- OBJECTIVE -
Without skipping anything, write out each record below exactly.

:: RAW DATA ::

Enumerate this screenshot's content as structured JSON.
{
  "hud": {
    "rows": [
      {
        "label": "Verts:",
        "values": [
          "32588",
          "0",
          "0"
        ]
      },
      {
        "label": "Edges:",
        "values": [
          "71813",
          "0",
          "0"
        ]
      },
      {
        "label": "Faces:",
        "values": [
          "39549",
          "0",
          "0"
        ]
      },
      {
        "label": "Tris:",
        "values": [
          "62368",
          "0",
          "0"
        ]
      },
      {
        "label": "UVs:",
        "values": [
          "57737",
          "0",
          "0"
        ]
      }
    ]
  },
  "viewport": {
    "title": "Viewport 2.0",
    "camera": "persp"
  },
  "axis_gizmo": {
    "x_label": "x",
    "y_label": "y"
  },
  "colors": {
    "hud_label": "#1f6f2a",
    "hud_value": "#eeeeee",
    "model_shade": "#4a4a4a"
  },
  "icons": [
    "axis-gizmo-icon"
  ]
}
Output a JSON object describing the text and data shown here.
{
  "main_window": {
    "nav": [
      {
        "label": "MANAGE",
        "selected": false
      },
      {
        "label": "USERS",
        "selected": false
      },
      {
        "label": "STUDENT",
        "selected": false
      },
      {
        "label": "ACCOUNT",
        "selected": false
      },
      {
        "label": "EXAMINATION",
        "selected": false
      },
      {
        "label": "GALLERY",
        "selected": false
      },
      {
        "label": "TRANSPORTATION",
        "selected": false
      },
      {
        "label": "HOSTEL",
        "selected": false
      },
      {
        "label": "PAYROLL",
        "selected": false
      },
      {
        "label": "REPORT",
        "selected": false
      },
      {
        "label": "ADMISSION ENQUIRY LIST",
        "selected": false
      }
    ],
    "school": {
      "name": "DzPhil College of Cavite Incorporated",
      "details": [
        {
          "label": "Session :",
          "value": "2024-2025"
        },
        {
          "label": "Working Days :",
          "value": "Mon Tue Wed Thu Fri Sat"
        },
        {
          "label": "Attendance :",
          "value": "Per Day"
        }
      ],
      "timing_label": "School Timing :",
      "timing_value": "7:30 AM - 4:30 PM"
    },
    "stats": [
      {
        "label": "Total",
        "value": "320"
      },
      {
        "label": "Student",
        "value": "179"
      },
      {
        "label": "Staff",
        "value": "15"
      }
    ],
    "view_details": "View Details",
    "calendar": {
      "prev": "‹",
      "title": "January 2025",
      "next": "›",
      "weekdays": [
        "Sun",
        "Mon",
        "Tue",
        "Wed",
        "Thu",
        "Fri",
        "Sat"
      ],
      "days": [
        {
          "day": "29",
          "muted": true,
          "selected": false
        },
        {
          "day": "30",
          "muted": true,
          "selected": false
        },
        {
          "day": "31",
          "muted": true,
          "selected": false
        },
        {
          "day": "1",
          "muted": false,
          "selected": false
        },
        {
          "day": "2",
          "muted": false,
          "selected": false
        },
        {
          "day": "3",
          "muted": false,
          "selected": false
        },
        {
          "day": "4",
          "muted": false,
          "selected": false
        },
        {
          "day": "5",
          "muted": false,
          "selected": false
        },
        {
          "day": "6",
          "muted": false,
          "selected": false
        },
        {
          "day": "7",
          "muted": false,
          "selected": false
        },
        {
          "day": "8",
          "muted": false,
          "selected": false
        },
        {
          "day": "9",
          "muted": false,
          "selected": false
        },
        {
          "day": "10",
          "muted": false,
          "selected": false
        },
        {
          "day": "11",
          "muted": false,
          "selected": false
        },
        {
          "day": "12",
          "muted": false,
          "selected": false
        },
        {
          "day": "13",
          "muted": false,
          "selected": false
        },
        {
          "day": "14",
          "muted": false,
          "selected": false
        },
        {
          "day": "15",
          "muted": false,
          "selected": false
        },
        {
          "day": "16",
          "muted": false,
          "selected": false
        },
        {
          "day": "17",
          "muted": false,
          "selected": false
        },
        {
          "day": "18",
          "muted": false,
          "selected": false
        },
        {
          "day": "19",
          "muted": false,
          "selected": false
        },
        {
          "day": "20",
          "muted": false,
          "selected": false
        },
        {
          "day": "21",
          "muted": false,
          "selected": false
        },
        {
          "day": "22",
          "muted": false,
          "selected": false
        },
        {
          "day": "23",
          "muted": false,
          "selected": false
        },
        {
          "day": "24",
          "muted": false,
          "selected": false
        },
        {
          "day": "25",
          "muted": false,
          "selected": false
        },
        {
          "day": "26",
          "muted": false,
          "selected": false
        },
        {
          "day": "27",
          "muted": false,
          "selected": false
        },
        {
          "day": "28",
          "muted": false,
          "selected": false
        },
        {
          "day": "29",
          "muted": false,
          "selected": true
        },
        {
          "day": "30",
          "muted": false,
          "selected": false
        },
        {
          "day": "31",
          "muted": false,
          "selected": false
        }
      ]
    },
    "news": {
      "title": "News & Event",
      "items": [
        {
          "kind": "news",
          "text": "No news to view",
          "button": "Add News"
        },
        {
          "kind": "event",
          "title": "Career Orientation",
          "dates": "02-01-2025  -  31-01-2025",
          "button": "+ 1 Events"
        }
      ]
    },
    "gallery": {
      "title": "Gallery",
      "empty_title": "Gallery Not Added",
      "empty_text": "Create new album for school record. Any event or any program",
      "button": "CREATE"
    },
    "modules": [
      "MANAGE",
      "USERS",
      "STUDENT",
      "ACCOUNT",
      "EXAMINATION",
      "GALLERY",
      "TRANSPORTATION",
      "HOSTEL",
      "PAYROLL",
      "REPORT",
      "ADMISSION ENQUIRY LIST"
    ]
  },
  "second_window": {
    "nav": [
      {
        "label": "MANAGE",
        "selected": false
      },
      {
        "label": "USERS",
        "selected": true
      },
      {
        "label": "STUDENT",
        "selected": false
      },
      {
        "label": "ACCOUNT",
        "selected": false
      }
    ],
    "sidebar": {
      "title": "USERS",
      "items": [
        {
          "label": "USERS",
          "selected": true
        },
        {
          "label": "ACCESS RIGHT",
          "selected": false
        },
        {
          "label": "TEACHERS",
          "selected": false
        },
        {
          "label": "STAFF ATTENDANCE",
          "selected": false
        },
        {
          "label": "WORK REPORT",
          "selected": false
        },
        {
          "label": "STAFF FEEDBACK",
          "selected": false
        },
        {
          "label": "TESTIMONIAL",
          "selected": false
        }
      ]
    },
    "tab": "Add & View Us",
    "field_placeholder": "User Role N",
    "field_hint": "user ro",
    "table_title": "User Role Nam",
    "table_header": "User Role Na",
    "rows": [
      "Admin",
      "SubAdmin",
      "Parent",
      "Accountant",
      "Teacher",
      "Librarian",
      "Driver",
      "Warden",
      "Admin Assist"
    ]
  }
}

:::

- TASK ANSWER -
Enumerate this screenshot's content as structured JSON.
{
  "hud": {
    "rows": [
      {
        "label": "Verts:",
        "values": [
          "32588",
          "0",
          "0"
        ]
      },
      {
        "label": "Edges:",
        "values": [
          "71813",
          "0",
          "0"
        ]
      },
      {
        "label": "Faces:",
        "values": [
          "39549",
          "0",
          "0"
        ]
      },
      {
        "label": "Tris:",
        "values": [
          "62368",
          "0",
          "0"
        ]
      },
      {
        "label": "UVs:",
        "values": [
          "57737",
          "0",
          "0"
        ]
      }
    ]
  },
  "viewport": {
    "title": "Viewport 2.0",
    "camera": "persp"
  },
  "axis_gizmo": {
    "x_label": "x",
    "y_label": "y"
  },
  "colors": {
    "hud_label": "#1f6f2a",
    "hud_value": "#eeeeee",
    "model_shade": "#4a4a4a"
  },
  "icons": [
    "axis-gizmo-icon"
  ]
}
Output a JSON object describing the text and data shown here.
{
  "main_window": {
    "nav": [
      {
        "label": "MANAGE",
        "selected": false
      },
      {
        "label": "USERS",
        "selected": false
      },
      {
        "label": "STUDENT",
        "selected": false
      },
      {
        "label": "ACCOUNT",
        "selected": false
      },
      {
        "label": "EXAMINATION",
        "selected": false
      },
      {
        "label": "GALLERY",
        "selected": false
      },
      {
        "label": "TRANSPORTATION",
        "selected": false
      },
      {
        "label": "HOSTEL",
        "selected": false
      },
      {
        "label": "PAYROLL",
        "selected": false
      },
      {
        "label": "REPORT",
        "selected": false
      },
      {
        "label": "ADMISSION ENQUIRY LIST",
        "selected": false
      }
    ],
    "school": {
      "name": "DzPhil College of Cavite Incorporated",
      "details": [
        {
          "label": "Session :",
          "value": "2024-2025"
        },
        {
          "label": "Working Days :",
          "value": "Mon Tue Wed Thu Fri Sat"
        },
        {
          "label": "Attendance :",
          "value": "Per Day"
        }
      ],
      "timing_label": "School Timing :",
      "timing_value": "7:30 AM - 4:30 PM"
    },
    "stats": [
      {
        "label": "Total",
        "value": "320"
      },
      {
        "label": "Student",
        "value": "179"
      },
      {
        "label": "Staff",
        "value": "15"
      }
    ],
    "view_details": "View Details",
    "calendar": {
      "prev": "‹",
      "title": "January 2025",
      "next": "›",
      "weekdays": [
        "Sun",
        "Mon",
        "Tue",
        "Wed",
        "Thu",
        "Fri",
        "Sat"
      ],
      "days": [
        {
          "day": "29",
          "muted": true,
          "selected": false
        },
        {
          "day": "30",
          "muted": true,
          "selected": false
        },
        {
          "day": "31",
          "muted": true,
          "selected": false
        },
        {
          "day": "1",
          "muted": false,
          "selected": false
        },
        {
          "day": "2",
          "muted": false,
          "selected": false
        },
        {
          "day": "3",
          "muted": false,
          "selected": false
        },
        {
          "day": "4",
          "muted": false,
          "selected": false
        },
        {
          "day": "5",
          "muted": false,
          "selected": false
        },
        {
          "day": "6",
          "muted": false,
          "selected": false
        },
        {
          "day": "7",
          "muted": false,
          "selected": false
        },
        {
          "day": "8",
          "muted": false,
          "selected": false
        },
        {
          "day": "9",
          "muted": false,
          "selected": false
        },
        {
          "day": "10",
          "muted": false,
          "selected": false
        },
        {
          "day": "11",
          "muted": false,
          "selected": false
        },
        {
          "day": "12",
          "muted": false,
          "selected": false
        },
        {
          "day": "13",
          "muted": false,
          "selected": false
        },
        {
          "day": "14",
          "muted": false,
          "selected": false
        },
        {
          "day": "15",
          "muted": false,
          "selected": false
        },
        {
          "day": "16",
          "muted": false,
          "selected": false
        },
        {
          "day": "17",
          "muted": false,
          "selected": false
        },
        {
          "day": "18",
          "muted": false,
          "selected": false
        },
        {
          "day": "19",
          "muted": false,
          "selected": false
        },
        {
          "day": "20",
          "muted": false,
          "selected": false
        },
        {
          "day": "21",
          "muted": false,
          "selected": false
        },
        {
          "day": "22",
          "muted": false,
          "selected": false
        },
        {
          "day": "23",
          "muted": false,
          "selected": false
        },
        {
          "day": "24",
          "muted": false,
          "selected": false
        },
        {
          "day": "25",
          "muted": false,
          "selected": false
        },
        {
          "day": "26",
          "muted": false,
          "selected": false
        },
        {
          "day": "27",
          "muted": false,
          "selected": false
        },
        {
          "day": "28",
          "muted": false,
          "selected": false
        },
        {
          "day": "29",
          "muted": false,
          "selected": true
        },
        {
          "day": "30",
          "muted": false,
          "selected": false
        },
        {
          "day": "31",
          "muted": false,
          "selected": false
        }
      ]
    },
    "news": {
      "title": "News & Event",
      "items": [
        {
          "kind": "news",
          "text": "No news to view",
          "button": "Add News"
        },
        {
          "kind": "event",
          "title": "Career Orientation",
          "dates": "02-01-2025  -  31-01-2025",
          "button": "+ 1 Events"
        }
      ]
    },
    "gallery": {
      "title": "Gallery",
      "empty_title": "Gallery Not Added",
      "empty_text": "Create new album for school record. Any event or any program",
      "button": "CREATE"
    },
    "modules": [
      "MANAGE",
      "USERS",
      "STUDENT",
      "ACCOUNT",
      "EXAMINATION",
      "GALLERY",
      "TRANSPORTATION",
      "HOSTEL",
      "PAYROLL",
      "REPORT",
      "ADMISSION ENQUIRY LIST"
    ]
  },
  "second_window": {
    "nav": [
      {
        "label": "MANAGE",
        "selected": false
      },
      {
        "label": "USERS",
        "selected": true
      },
      {
        "label": "STUDENT",
        "selected": false
      },
      {
        "label": "ACCOUNT",
        "selected": false
      }
    ],
    "sidebar": {
      "title": "USERS",
      "items": [
        {
          "label": "USERS",
          "selected": true
        },
        {
          "label": "ACCESS RIGHT",
          "selected": false
        },
        {
          "label": "TEACHERS",
          "selected": false
        },
        {
          "label": "STAFF ATTENDANCE",
          "selected": false
        },
        {
          "label": "WORK REPORT",
          "selected": false
        },
        {
          "label": "STAFF FEEDBACK",
          "selected": false
        },
        {
          "label": "TESTIMONIAL",
          "selected": false
        }
      ]
    },
    "tab": "Add & View Us",
    "field_placeholder": "User Role N",
    "field_hint": "user ro",
    "table_title": "User Role Nam",
    "table_header": "User Role Na",
    "rows": [
      "Admin",
      "SubAdmin",
      "Parent",
      "Accountant",
      "Teacher",
      "Librarian",
      "Driver",
      "Warden",
      "Admin Assist"
    ]
  }
}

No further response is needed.